GOAL OF THE EXERCISE: Pictures do not belong in the copy. Return all of the entries exactly.

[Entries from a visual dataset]
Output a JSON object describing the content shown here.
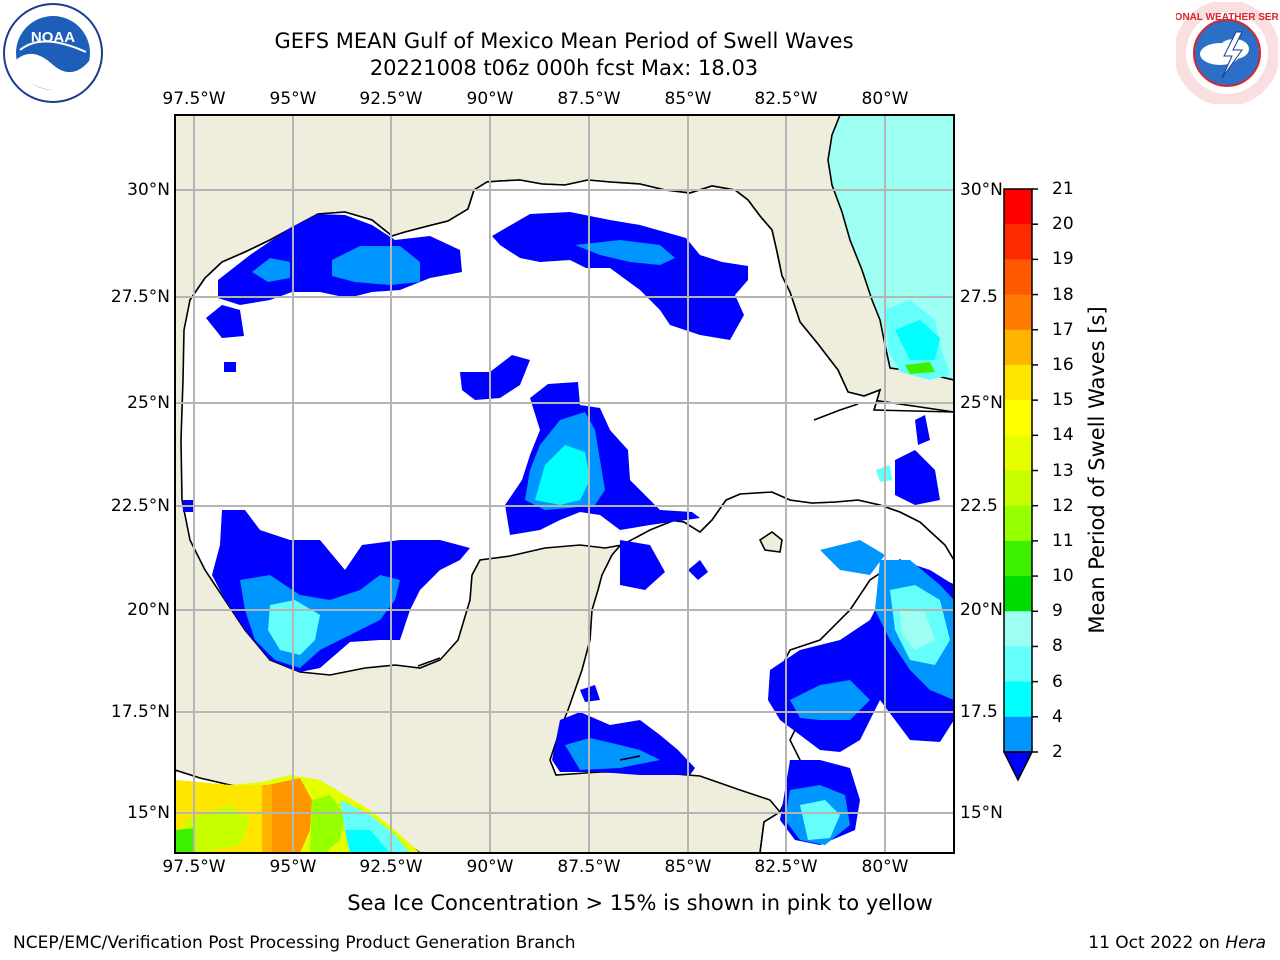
{
  "title": {
    "line1": "GEFS MEAN Gulf of Mexico Mean Period of Swell Waves",
    "line2": "20221008 t06z 000h fcst   Max: 18.03"
  },
  "logos": {
    "left": {
      "name": "noaa-logo",
      "text": "NOAA"
    },
    "right": {
      "name": "national-weather-service-logo",
      "text": "NATIONAL WEATHER SERVICE"
    }
  },
  "map": {
    "lon_range": [
      -98.25,
      -78.5
    ],
    "lat_range": [
      14.0,
      31.75
    ],
    "lon_ticks": [
      "97.5°W",
      "95°W",
      "92.5°W",
      "90°W",
      "87.5°W",
      "85°W",
      "82.5°W",
      "80°W"
    ],
    "lat_ticks": [
      "30°N",
      "27.5°N",
      "25°N",
      "22.5°N",
      "20°N",
      "17.5°N",
      "15°N"
    ],
    "right_lat_ticks": [
      "30°N",
      "27.5",
      "25°N",
      "22.5",
      "20°N",
      "17.5",
      "15°N"
    ],
    "land_color": "#efeedd",
    "grid_color": "#b5b5b5",
    "coast_color": "#000000"
  },
  "colorbar": {
    "title": "Mean Period of Swell Waves [s]",
    "labels": [
      "21",
      "20",
      "19",
      "18",
      "17",
      "16",
      "15",
      "14",
      "13",
      "12",
      "11",
      "10",
      "9",
      "8",
      "6",
      "4",
      "2"
    ],
    "colors": [
      "#ff0000",
      "#ff2a00",
      "#ff5a00",
      "#ff7a00",
      "#ff9600",
      "#ffb400",
      "#ffe600",
      "#ffff00",
      "#e6ff00",
      "#c8ff00",
      "#96ff00",
      "#3cf000",
      "#00dc00",
      "#50f080",
      "#9dfff2",
      "#64fffb",
      "#00ffff",
      "#0096ff"
    ],
    "extend_color": "#0000ff"
  },
  "caption": "Sea Ice Concentration > 15% is shown in pink to yellow",
  "footer": {
    "left": "NCEP/EMC/Verification Post Processing Product Generation Branch",
    "date": "11 Oct 2022 on ",
    "host": "Hera"
  }
}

WRITTEN RESPONSE:
Output a JSON object describing the content shown here.
{
  "title": {
    "line1": "GEFS MEAN Gulf of Mexico Mean Period of Swell Waves",
    "line2": "20221008 t06z 000h fcst   Max: 18.03"
  },
  "logos": {
    "left": {
      "name": "noaa-logo",
      "text": "NOAA"
    },
    "right": {
      "name": "national-weather-service-logo",
      "text": "NATIONAL WEATHER SERVICE"
    }
  },
  "map": {
    "lon_range": [
      -98.25,
      -78.5
    ],
    "lat_range": [
      14.0,
      31.75
    ],
    "lon_ticks": [
      "97.5°W",
      "95°W",
      "92.5°W",
      "90°W",
      "87.5°W",
      "85°W",
      "82.5°W",
      "80°W"
    ],
    "lat_ticks": [
      "30°N",
      "27.5°N",
      "25°N",
      "22.5°N",
      "20°N",
      "17.5°N",
      "15°N"
    ],
    "right_lat_ticks": [
      "30°N",
      "27.5",
      "25°N",
      "22.5",
      "20°N",
      "17.5",
      "15°N"
    ],
    "land_color": "#efeedd",
    "grid_color": "#b5b5b5",
    "coast_color": "#000000"
  },
  "colorbar": {
    "title": "Mean Period of Swell Waves [s]",
    "labels": [
      "21",
      "20",
      "19",
      "18",
      "17",
      "16",
      "15",
      "14",
      "13",
      "12",
      "11",
      "10",
      "9",
      "8",
      "6",
      "4",
      "2"
    ],
    "colors": [
      "#ff0000",
      "#ff2a00",
      "#ff5a00",
      "#ff7a00",
      "#ff9600",
      "#ffb400",
      "#ffe600",
      "#ffff00",
      "#e6ff00",
      "#c8ff00",
      "#96ff00",
      "#3cf000",
      "#00dc00",
      "#50f080",
      "#9dfff2",
      "#64fffb",
      "#00ffff",
      "#0096ff"
    ],
    "extend_color": "#0000ff"
  },
  "caption": "Sea Ice Concentration > 15% is shown in pink to yellow",
  "footer": {
    "left": "NCEP/EMC/Verification Post Processing Product Generation Branch",
    "date": "11 Oct 2022 on ",
    "host": "Hera"
  }
}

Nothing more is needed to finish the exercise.